(Task to carry out) List each line holding the string "this".

(Supplied material)
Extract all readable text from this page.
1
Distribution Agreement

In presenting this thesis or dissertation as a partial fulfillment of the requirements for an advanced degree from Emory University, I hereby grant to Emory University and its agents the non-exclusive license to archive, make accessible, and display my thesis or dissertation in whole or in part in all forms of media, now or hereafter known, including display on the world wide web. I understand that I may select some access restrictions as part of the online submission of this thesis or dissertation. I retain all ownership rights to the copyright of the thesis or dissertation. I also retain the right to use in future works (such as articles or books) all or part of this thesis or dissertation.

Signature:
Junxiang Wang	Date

(Answer to the task)
Extract all readable text from this page.
In presenting this thesis or dissertation as a partial fulfillment of the requirements for an advanced degree from Emory University, I hereby grant to Emory University and its agents the non-exclusive license to archive, make accessible, and display my thesis or dissertation in whole or in part in all forms of media, now or hereafter known, including display on the world wide web. I understand that I may select some access restrictions as part of the online submission of this thesis or dissertation. I retain all ownership rights to the copyright of the thesis or dissertation. I also retain the right to use in future works (such as articles or books) all or part of this thesis or dissertation.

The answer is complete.